§ WRITTEN PROBLEM: Answer with one number: how many lines hold the string "actividades".

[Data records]

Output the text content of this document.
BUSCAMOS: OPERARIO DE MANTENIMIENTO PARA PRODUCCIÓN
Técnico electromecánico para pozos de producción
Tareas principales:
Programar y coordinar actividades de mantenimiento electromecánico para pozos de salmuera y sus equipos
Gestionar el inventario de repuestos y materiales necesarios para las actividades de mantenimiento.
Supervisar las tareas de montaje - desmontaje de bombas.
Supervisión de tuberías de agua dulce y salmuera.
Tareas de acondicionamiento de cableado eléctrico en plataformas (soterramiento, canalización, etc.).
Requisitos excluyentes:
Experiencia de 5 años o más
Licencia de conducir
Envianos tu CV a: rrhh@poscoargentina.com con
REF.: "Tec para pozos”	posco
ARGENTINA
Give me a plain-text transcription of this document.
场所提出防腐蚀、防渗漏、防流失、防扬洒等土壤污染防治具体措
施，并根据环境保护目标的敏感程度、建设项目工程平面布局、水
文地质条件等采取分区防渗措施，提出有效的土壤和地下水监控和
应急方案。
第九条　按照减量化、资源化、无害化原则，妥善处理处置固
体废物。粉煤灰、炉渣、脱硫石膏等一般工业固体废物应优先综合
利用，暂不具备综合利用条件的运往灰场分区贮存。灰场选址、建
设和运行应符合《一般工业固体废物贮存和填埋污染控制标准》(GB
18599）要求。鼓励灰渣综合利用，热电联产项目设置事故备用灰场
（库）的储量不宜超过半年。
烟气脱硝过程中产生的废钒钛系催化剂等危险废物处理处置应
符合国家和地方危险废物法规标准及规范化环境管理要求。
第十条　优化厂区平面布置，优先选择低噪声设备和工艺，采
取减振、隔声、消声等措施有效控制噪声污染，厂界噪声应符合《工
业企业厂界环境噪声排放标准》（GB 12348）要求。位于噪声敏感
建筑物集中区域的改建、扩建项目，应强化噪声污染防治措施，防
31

§ REPLY: 2